• [EXERCISE MATERIALS]:
☆ ☆ ☆

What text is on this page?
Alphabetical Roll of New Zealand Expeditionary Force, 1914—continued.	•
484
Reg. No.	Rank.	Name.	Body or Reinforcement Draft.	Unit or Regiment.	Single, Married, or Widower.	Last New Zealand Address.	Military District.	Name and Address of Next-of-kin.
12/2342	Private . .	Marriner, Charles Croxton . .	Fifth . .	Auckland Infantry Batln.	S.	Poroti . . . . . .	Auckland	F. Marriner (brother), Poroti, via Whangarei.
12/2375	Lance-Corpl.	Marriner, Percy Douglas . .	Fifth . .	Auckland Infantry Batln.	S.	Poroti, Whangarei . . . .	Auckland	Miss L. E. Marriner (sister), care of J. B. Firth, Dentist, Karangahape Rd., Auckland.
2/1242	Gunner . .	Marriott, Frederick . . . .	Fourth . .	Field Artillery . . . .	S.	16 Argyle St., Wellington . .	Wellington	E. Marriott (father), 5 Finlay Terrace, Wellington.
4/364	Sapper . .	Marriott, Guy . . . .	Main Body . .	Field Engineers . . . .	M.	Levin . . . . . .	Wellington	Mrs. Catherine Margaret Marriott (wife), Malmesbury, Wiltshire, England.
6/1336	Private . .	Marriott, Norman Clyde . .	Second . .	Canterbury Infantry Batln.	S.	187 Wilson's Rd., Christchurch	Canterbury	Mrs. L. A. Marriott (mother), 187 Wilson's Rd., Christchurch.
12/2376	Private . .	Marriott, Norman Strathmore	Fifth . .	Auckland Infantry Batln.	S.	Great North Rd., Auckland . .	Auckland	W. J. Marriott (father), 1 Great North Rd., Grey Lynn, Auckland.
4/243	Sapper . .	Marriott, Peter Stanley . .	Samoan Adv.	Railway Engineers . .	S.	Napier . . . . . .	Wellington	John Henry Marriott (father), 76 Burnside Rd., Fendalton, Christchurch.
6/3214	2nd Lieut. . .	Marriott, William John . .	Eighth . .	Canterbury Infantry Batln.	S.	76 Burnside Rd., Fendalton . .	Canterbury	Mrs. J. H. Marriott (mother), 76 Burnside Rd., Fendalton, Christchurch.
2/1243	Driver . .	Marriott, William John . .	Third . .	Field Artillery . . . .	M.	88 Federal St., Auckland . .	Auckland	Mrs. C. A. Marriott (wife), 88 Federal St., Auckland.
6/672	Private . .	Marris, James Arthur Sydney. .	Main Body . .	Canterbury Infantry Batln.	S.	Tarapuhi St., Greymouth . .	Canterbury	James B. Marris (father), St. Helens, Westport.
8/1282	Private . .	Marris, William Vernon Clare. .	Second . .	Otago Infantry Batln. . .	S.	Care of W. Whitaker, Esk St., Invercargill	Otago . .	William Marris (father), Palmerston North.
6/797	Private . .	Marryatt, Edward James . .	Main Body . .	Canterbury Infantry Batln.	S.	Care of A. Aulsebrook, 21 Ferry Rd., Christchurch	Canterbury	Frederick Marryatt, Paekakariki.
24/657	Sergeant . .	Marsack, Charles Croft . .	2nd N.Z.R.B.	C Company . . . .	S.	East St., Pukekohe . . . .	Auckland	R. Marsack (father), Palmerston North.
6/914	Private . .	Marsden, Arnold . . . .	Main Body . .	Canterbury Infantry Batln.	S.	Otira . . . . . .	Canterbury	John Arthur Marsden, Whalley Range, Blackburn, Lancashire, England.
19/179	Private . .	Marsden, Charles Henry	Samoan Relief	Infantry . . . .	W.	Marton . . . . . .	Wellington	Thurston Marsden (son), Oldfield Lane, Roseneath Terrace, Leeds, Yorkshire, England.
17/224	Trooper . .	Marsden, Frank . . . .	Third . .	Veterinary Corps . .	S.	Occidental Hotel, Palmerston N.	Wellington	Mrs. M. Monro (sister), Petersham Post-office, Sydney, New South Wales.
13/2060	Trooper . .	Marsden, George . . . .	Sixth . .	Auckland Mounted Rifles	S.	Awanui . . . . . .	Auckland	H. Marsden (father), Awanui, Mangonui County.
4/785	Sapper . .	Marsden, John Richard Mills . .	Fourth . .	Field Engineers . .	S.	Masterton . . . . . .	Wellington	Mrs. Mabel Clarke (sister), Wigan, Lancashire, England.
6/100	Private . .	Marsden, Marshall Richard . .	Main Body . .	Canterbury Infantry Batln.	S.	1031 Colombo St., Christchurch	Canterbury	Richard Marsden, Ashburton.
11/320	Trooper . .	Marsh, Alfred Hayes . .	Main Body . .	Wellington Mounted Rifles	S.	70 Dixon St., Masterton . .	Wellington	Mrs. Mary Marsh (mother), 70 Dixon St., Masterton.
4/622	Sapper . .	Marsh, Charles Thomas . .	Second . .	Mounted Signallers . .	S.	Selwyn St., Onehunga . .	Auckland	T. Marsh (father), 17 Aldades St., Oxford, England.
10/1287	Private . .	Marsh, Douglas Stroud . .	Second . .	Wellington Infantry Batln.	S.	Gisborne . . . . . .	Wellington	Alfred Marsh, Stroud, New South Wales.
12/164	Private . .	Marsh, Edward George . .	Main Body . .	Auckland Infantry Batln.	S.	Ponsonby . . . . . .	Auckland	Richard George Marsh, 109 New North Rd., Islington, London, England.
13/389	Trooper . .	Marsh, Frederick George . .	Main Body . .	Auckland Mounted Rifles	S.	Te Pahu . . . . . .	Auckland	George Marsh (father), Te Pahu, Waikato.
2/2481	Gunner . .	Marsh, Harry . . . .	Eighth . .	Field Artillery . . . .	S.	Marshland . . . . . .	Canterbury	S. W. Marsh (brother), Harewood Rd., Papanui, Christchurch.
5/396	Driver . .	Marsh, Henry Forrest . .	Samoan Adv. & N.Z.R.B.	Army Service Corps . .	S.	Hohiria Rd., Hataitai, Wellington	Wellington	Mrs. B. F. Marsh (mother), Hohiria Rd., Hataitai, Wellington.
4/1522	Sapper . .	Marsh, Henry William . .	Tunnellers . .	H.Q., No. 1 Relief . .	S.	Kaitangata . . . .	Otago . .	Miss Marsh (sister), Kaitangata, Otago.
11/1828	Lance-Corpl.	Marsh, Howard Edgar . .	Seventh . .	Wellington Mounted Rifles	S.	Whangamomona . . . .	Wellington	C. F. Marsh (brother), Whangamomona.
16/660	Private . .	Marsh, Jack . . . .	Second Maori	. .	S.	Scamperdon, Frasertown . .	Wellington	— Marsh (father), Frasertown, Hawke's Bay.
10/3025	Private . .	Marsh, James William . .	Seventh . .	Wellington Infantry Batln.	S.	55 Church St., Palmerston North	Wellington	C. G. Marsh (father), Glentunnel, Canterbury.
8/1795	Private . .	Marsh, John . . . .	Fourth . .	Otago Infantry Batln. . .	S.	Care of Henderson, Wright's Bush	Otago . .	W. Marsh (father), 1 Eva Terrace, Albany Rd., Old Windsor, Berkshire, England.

☆ ☆ ☆

• [AIM OF THE EXERCISE]: Copy down the whole of the data above, matching it exactly.

• [SOLUTION FOR THIS TASK]:
What text is on this page?
Alphabetical Roll of New Zealand Expeditionary Force, 1914—continued.	•
484
Reg. No.	Rank.	Name.	Body or Reinforcement Draft.	Unit or Regiment.	Single, Married, or Widower.	Last New Zealand Address.	Military District.	Name and Address of Next-of-kin.
12/2342	Private . .	Marriner, Charles Croxton . .	Fifth . .	Auckland Infantry Batln.	S.	Poroti . . . . . .	Auckland	F. Marriner (brother), Poroti, via Whangarei.
12/2375	Lance-Corpl.	Marriner, Percy Douglas . .	Fifth . .	Auckland Infantry Batln.	S.	Poroti, Whangarei . . . .	Auckland	Miss L. E. Marriner (sister), care of J. B. Firth, Dentist, Karangahape Rd., Auckland.
2/1242	Gunner . .	Marriott, Frederick . . . .	Fourth . .	Field Artillery . . . .	S.	16 Argyle St., Wellington . .	Wellington	E. Marriott (father), 5 Finlay Terrace, Wellington.
4/364	Sapper . .	Marriott, Guy . . . .	Main Body . .	Field Engineers . . . .	M.	Levin . . . . . .	Wellington	Mrs. Catherine Margaret Marriott (wife), Malmesbury, Wiltshire, England.
6/1336	Private . .	Marriott, Norman Clyde . .	Second . .	Canterbury Infantry Batln.	S.	187 Wilson's Rd., Christchurch	Canterbury	Mrs. L. A. Marriott (mother), 187 Wilson's Rd., Christchurch.
12/2376	Private . .	Marriott, Norman Strathmore	Fifth . .	Auckland Infantry Batln.	S.	Great North Rd., Auckland . .	Auckland	W. J. Marriott (father), 1 Great North Rd., Grey Lynn, Auckland.
4/243	Sapper . .	Marriott, Peter Stanley . .	Samoan Adv.	Railway Engineers . .	S.	Napier . . . . . .	Wellington	John Henry Marriott (father), 76 Burnside Rd., Fendalton, Christchurch.
6/3214	2nd Lieut. . .	Marriott, William John . .	Eighth . .	Canterbury Infantry Batln.	S.	76 Burnside Rd., Fendalton . .	Canterbury	Mrs. J. H. Marriott (mother), 76 Burnside Rd., Fendalton, Christchurch.
2/1243	Driver . .	Marriott, William John . .	Third . .	Field Artillery . . . .	M.	88 Federal St., Auckland . .	Auckland	Mrs. C. A. Marriott (wife), 88 Federal St., Auckland.
6/672	Private . .	Marris, James Arthur Sydney. .	Main Body . .	Canterbury Infantry Batln.	S.	Tarapuhi St., Greymouth . .	Canterbury	James B. Marris (father), St. Helens, Westport.
8/1282	Private . .	Marris, William Vernon Clare. .	Second . .	Otago Infantry Batln. . .	S.	Care of W. Whitaker, Esk St., Invercargill	Otago . .	William Marris (father), Palmerston North.
6/797	Private . .	Marryatt, Edward James . .	Main Body . .	Canterbury Infantry Batln.	S.	Care of A. Aulsebrook, 21 Ferry Rd., Christchurch	Canterbury	Frederick Marryatt, Paekakariki.
24/657	Sergeant . .	Marsack, Charles Croft . .	2nd N.Z.R.B.	C Company . . . .	S.	East St., Pukekohe . . . .	Auckland	R. Marsack (father), Palmerston North.
6/914	Private . .	Marsden, Arnold . . . .	Main Body . .	Canterbury Infantry Batln.	S.	Otira . . . . . .	Canterbury	John Arthur Marsden, Whalley Range, Blackburn, Lancashire, England.
19/179	Private . .	Marsden, Charles Henry	Samoan Relief	Infantry . . . .	W.	Marton . . . . . .	Wellington	Thurston Marsden (son), Oldfield Lane, Roseneath Terrace, Leeds, Yorkshire, England.
17/224	Trooper . .	Marsden, Frank . . . .	Third . .	Veterinary Corps . .	S.	Occidental Hotel, Palmerston N.	Wellington	Mrs. M. Monro (sister), Petersham Post-office, Sydney, New South Wales.
13/2060	Trooper . .	Marsden, George . . . .	Sixth . .	Auckland Mounted Rifles	S.	Awanui . . . . . .	Auckland	H. Marsden (father), Awanui, Mangonui County.
4/785	Sapper . .	Marsden, John Richard Mills . .	Fourth . .	Field Engineers . .	S.	Masterton . . . . . .	Wellington	Mrs. Mabel Clarke (sister), Wigan, Lancashire, England.
6/100	Private . .	Marsden, Marshall Richard . .	Main Body . .	Canterbury Infantry Batln.	S.	1031 Colombo St., Christchurch	Canterbury	Richard Marsden, Ashburton.
11/320	Trooper . .	Marsh, Alfred Hayes . .	Main Body . .	Wellington Mounted Rifles	S.	70 Dixon St., Masterton . .	Wellington	Mrs. Mary Marsh (mother), 70 Dixon St., Masterton.
4/622	Sapper . .	Marsh, Charles Thomas . .	Second . .	Mounted Signallers . .	S.	Selwyn St., Onehunga . .	Auckland	T. Marsh (father), 17 Aldades St., Oxford, England.
10/1287	Private . .	Marsh, Douglas Stroud . .	Second . .	Wellington Infantry Batln.	S.	Gisborne . . . . . .	Wellington	Alfred Marsh, Stroud, New South Wales.
12/164	Private . .	Marsh, Edward George . .	Main Body . .	Auckland Infantry Batln.	S.	Ponsonby . . . . . .	Auckland	Richard George Marsh, 109 New North Rd., Islington, London, England.
13/389	Trooper . .	Marsh, Frederick George . .	Main Body . .	Auckland Mounted Rifles	S.	Te Pahu . . . . . .	Auckland	George Marsh (father), Te Pahu, Waikato.
2/2481	Gunner . .	Marsh, Harry . . . .	Eighth . .	Field Artillery . . . .	S.	Marshland . . . . . .	Canterbury	S. W. Marsh (brother), Harewood Rd., Papanui, Christchurch.
5/396	Driver . .	Marsh, Henry Forrest . .	Samoan Adv. & N.Z.R.B.	Army Service Corps . .	S.	Hohiria Rd., Hataitai, Wellington	Wellington	Mrs. B. F. Marsh (mother), Hohiria Rd., Hataitai, Wellington.
4/1522	Sapper . .	Marsh, Henry William . .	Tunnellers . .	H.Q., No. 1 Relief . .	S.	Kaitangata . . . .	Otago . .	Miss Marsh (sister), Kaitangata, Otago.
11/1828	Lance-Corpl.	Marsh, Howard Edgar . .	Seventh . .	Wellington Mounted Rifles	S.	Whangamomona . . . .	Wellington	C. F. Marsh (brother), Whangamomona.
16/660	Private . .	Marsh, Jack . . . .	Second Maori	. .	S.	Scamperdon, Frasertown . .	Wellington	— Marsh (father), Frasertown, Hawke's Bay.
10/3025	Private . .	Marsh, James William . .	Seventh . .	Wellington Infantry Batln.	S.	55 Church St., Palmerston North	Wellington	C. G. Marsh (father), Glentunnel, Canterbury.
8/1795	Private . .	Marsh, John . . . .	Fourth . .	Otago Infantry Batln. . .	S.	Care of Henderson, Wright's Bush	Otago . .	W. Marsh (father), 1 Eva Terrace, Albany Rd., Old Windsor, Berkshire, England.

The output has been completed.